# [Objective]
Write out the records beneath this line exactly as they appear, minus any images.

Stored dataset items
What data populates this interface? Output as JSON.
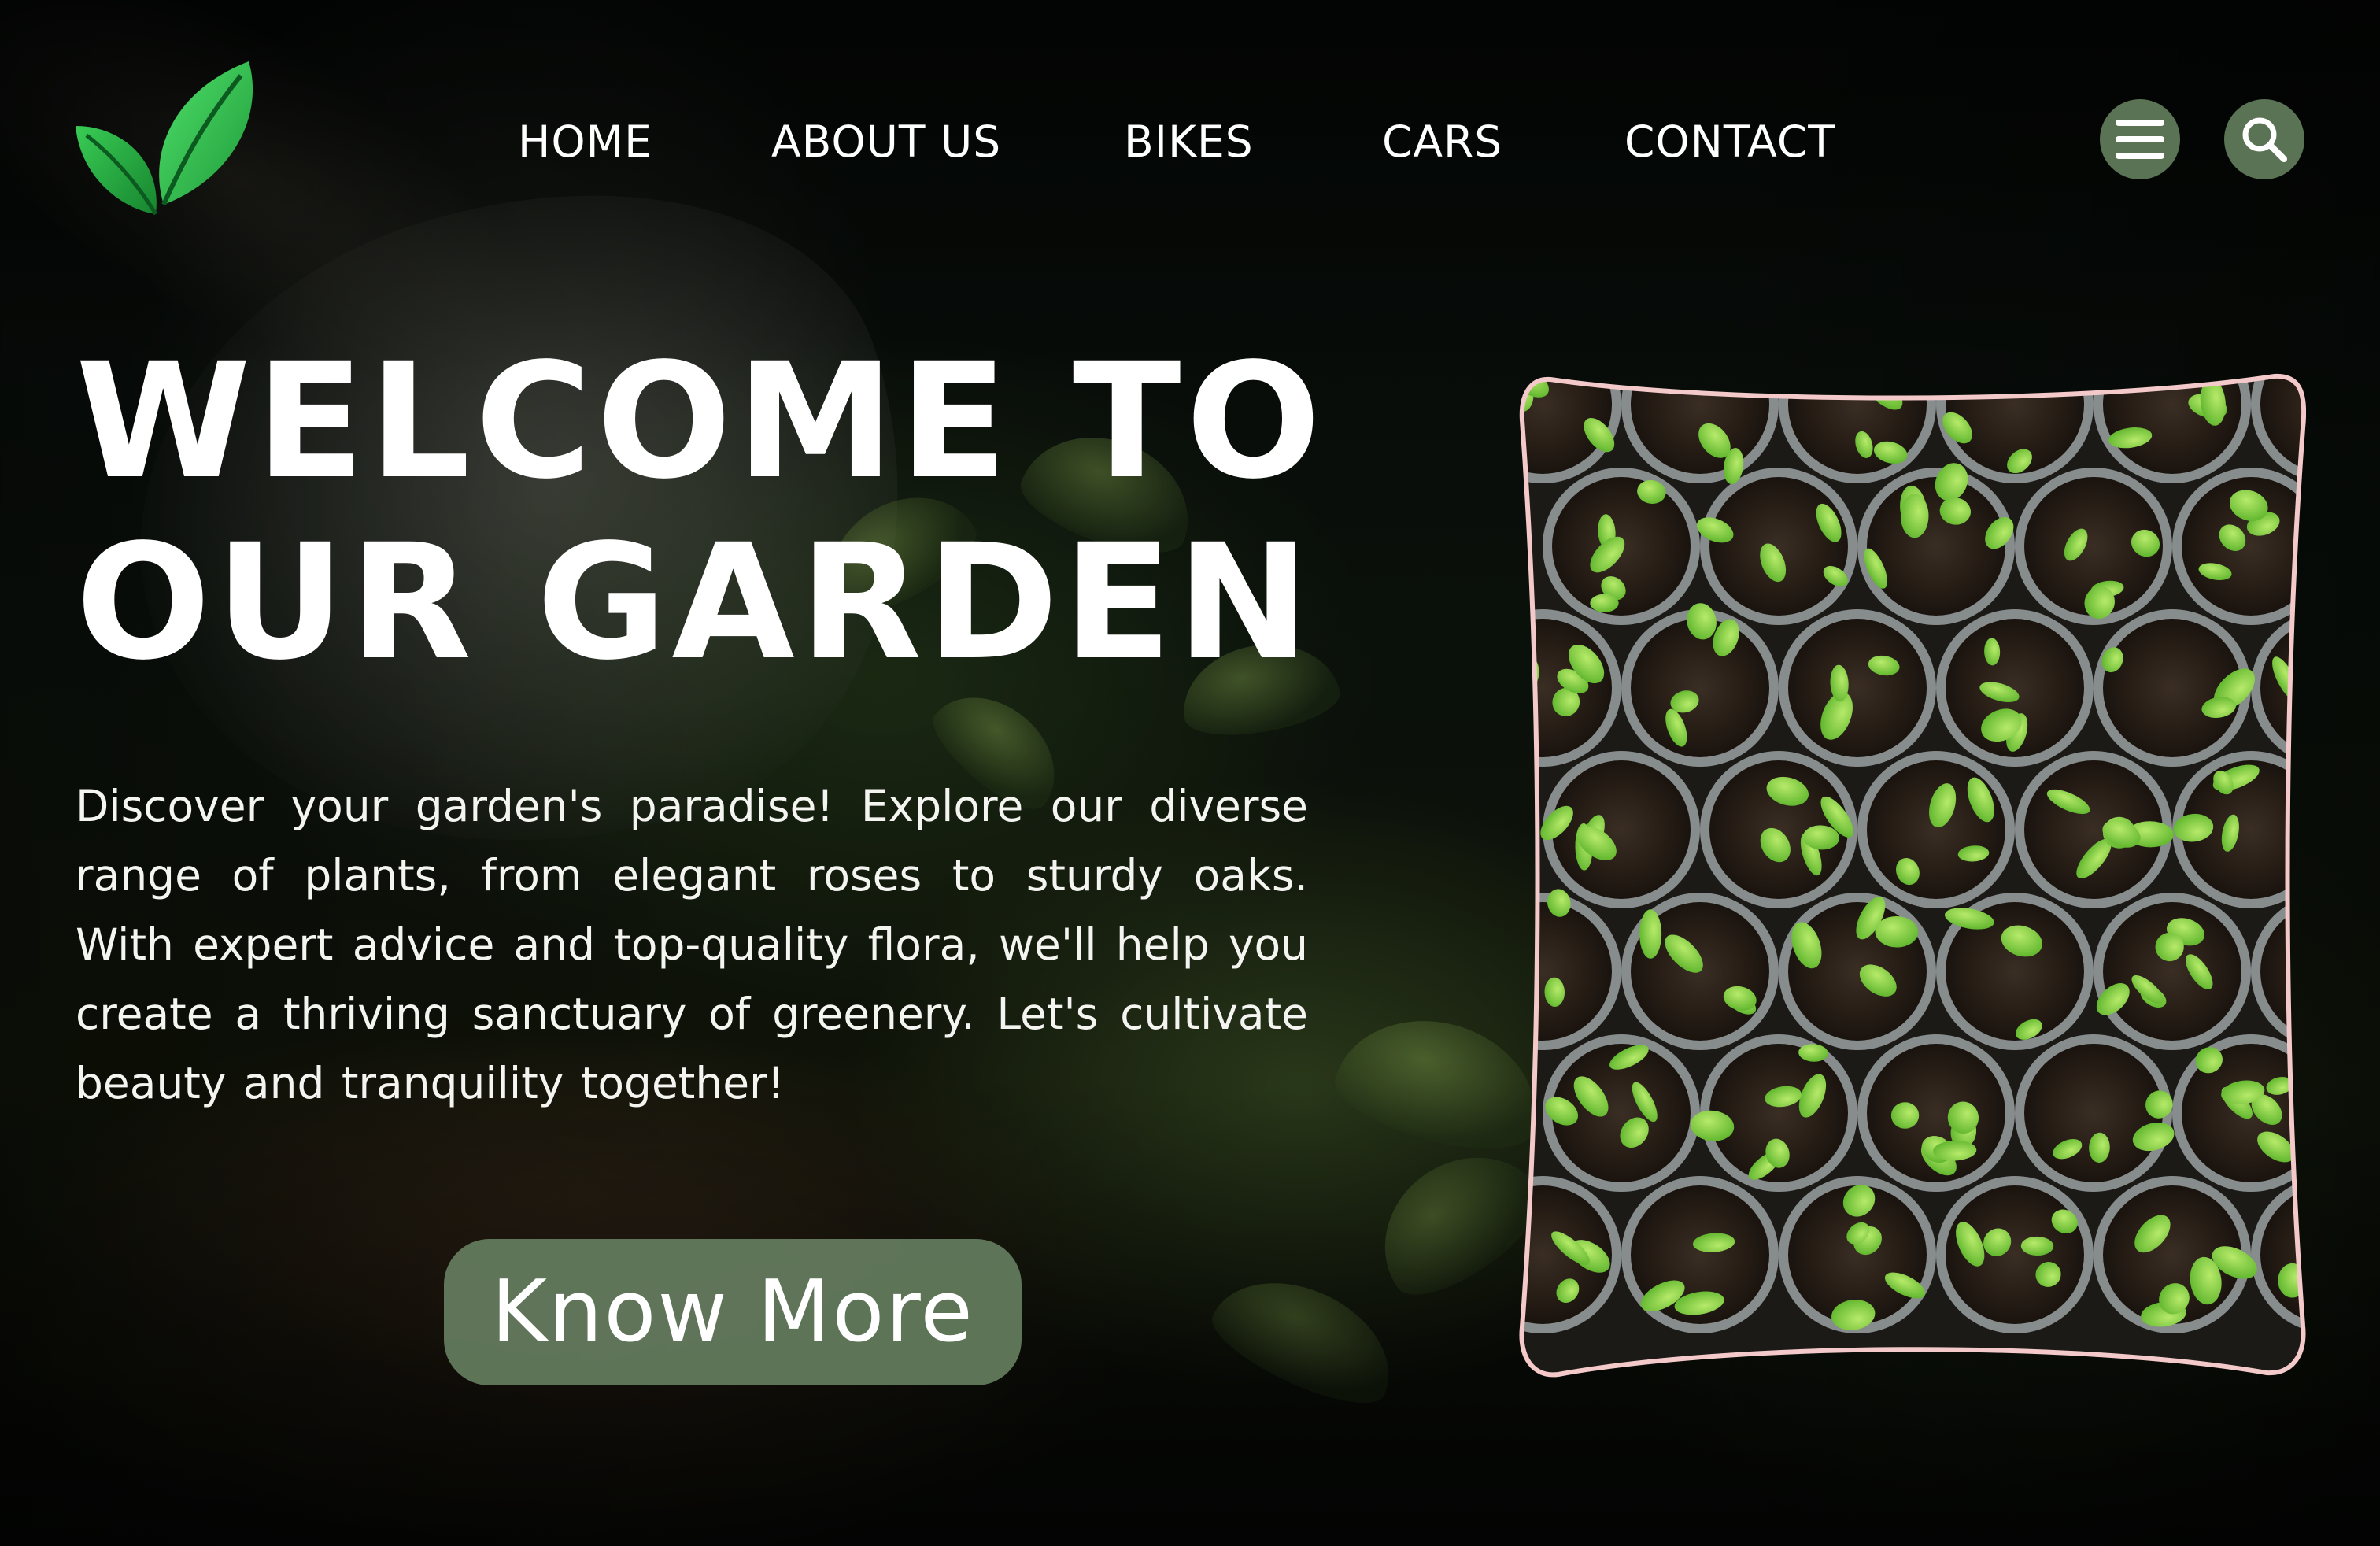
{
  "nav": {
    "items": [
      {
        "label": "HOME"
      },
      {
        "label": "ABOUT US"
      },
      {
        "label": "BIKES"
      },
      {
        "label": "CARS"
      },
      {
        "label": "CONTACT"
      }
    ]
  },
  "header": {
    "logo_icon": "leaf-logo-icon",
    "menu_icon": "hamburger-menu-icon",
    "search_icon": "search-icon",
    "button_color": "#5b7355"
  },
  "hero": {
    "title_line1": "WELCOME TO",
    "title_line2": "OUR GARDEN",
    "description": "Discover your garden's paradise! Explore our diverse range of plants, from elegant roses to sturdy oaks. With expert advice and top-quality flora, we'll help you create a thriving sanctuary of greenery. Let's cultivate beauty and tranquility together!",
    "cta_label": "Know More",
    "cta_color": "#677f61"
  },
  "colors": {
    "accent_green": "#33c24f",
    "frame_border": "#f3c9c9"
  }
}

# [The response]
What data populates this interface? Output as JSON.
{
  "nav": {
    "items": [
      {
        "label": "HOME"
      },
      {
        "label": "ABOUT US"
      },
      {
        "label": "BIKES"
      },
      {
        "label": "CARS"
      },
      {
        "label": "CONTACT"
      }
    ]
  },
  "header": {
    "logo_icon": "leaf-logo-icon",
    "menu_icon": "hamburger-menu-icon",
    "search_icon": "search-icon",
    "button_color": "#5b7355"
  },
  "hero": {
    "title_line1": "WELCOME TO",
    "title_line2": "OUR GARDEN",
    "description": "Discover your garden's paradise! Explore our diverse range of plants, from elegant roses to sturdy oaks. With expert advice and top-quality flora, we'll help you create a thriving sanctuary of greenery. Let's cultivate beauty and tranquility together!",
    "cta_label": "Know More",
    "cta_color": "#677f61"
  },
  "colors": {
    "accent_green": "#33c24f",
    "frame_border": "#f3c9c9"
  }
}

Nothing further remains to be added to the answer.